• **REQUIREMENT**
Copy out each line of the data that holds the word "text".

• **EXTRACTED INFORMATION**
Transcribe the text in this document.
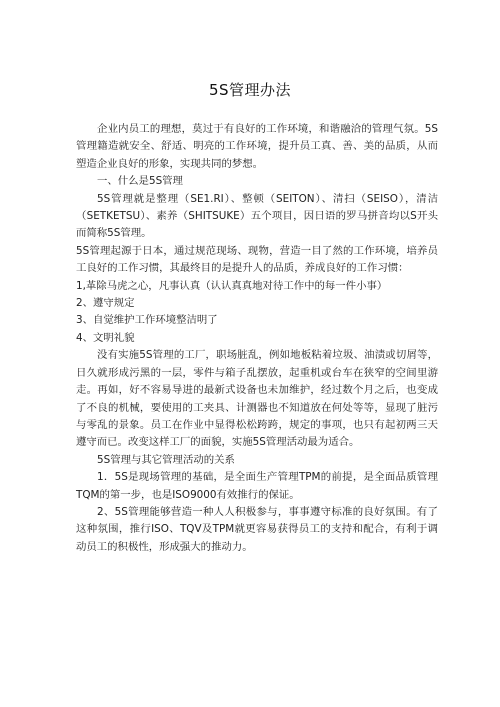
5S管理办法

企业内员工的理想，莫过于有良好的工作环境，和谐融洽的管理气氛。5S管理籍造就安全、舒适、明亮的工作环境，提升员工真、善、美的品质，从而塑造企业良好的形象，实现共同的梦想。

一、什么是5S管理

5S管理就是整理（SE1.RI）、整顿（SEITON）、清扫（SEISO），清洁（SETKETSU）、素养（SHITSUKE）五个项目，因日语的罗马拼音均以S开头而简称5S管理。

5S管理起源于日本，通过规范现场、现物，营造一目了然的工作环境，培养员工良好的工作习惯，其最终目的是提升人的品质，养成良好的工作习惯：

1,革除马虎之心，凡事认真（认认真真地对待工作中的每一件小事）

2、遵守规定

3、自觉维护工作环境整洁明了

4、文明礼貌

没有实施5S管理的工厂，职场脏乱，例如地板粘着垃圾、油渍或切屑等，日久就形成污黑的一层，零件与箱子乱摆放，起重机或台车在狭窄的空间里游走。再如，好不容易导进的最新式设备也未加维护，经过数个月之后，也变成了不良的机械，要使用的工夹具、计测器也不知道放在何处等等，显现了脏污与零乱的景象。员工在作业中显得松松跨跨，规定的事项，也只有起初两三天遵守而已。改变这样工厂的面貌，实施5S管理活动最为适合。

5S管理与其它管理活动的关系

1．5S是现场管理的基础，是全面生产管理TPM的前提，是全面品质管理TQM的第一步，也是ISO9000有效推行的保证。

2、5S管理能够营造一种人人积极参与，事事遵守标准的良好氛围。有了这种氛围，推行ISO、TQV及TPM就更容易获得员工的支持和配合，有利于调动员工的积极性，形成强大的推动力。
--
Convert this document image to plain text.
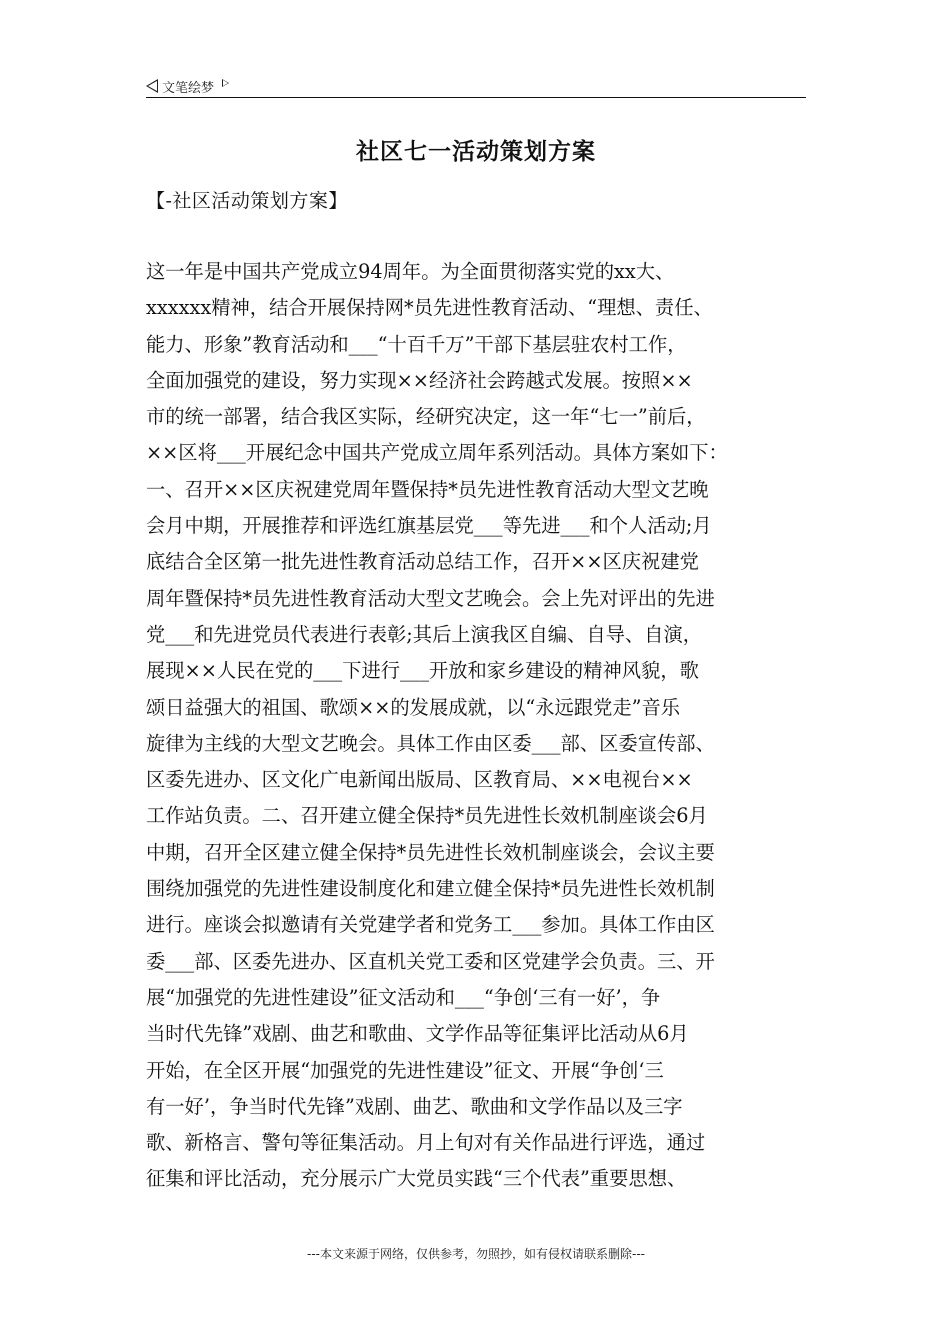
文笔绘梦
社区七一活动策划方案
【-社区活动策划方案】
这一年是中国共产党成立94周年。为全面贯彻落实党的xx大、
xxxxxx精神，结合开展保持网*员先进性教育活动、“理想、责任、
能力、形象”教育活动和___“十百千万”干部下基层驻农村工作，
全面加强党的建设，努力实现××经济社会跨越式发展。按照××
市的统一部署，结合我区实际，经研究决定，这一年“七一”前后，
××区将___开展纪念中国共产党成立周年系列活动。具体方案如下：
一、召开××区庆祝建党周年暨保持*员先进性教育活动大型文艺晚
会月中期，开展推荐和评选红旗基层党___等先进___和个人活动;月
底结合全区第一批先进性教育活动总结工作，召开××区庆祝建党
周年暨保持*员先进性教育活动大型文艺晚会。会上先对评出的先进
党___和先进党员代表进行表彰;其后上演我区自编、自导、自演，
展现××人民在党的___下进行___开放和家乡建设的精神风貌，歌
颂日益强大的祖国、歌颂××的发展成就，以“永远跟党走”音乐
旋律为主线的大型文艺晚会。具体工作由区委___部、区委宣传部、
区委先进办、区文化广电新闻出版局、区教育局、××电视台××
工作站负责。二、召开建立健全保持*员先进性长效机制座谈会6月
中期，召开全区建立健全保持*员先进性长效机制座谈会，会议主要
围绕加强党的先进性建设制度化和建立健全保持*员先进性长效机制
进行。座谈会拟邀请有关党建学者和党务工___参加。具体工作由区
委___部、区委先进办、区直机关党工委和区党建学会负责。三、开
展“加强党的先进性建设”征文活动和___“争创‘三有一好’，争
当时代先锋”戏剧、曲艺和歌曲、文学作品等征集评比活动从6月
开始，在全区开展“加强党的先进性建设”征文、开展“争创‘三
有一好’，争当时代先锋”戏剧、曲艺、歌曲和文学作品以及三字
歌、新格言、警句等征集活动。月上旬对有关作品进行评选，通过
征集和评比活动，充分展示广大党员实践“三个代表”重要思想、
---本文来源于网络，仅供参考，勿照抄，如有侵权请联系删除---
--
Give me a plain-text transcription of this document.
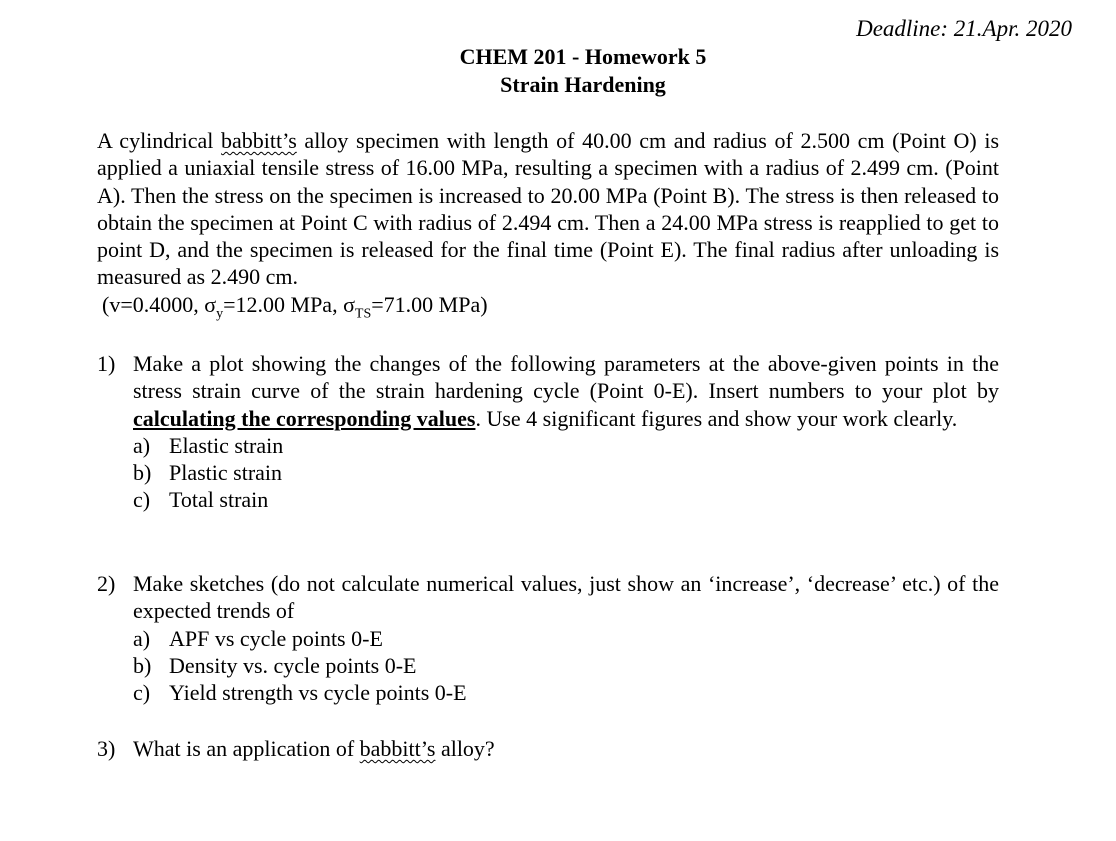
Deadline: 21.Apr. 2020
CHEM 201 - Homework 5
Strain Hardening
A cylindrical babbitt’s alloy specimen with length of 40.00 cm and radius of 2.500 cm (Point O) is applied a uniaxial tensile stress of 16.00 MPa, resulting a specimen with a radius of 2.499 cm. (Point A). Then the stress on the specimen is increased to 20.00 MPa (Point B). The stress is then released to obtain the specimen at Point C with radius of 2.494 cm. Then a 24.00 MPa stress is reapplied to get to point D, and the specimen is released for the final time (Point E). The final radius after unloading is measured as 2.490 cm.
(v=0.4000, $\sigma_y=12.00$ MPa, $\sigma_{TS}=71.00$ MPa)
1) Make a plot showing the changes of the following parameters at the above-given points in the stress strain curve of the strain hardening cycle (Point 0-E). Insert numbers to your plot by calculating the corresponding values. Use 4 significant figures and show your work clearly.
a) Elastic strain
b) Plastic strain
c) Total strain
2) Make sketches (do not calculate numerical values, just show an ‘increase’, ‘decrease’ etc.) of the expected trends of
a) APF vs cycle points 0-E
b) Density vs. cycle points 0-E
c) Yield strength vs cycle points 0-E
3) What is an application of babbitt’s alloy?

• **ANSWER TO THE PROBLEM**
Transcribe the text in this document.
Convert this document image to plain text.
Give me a plain-text transcription of this document.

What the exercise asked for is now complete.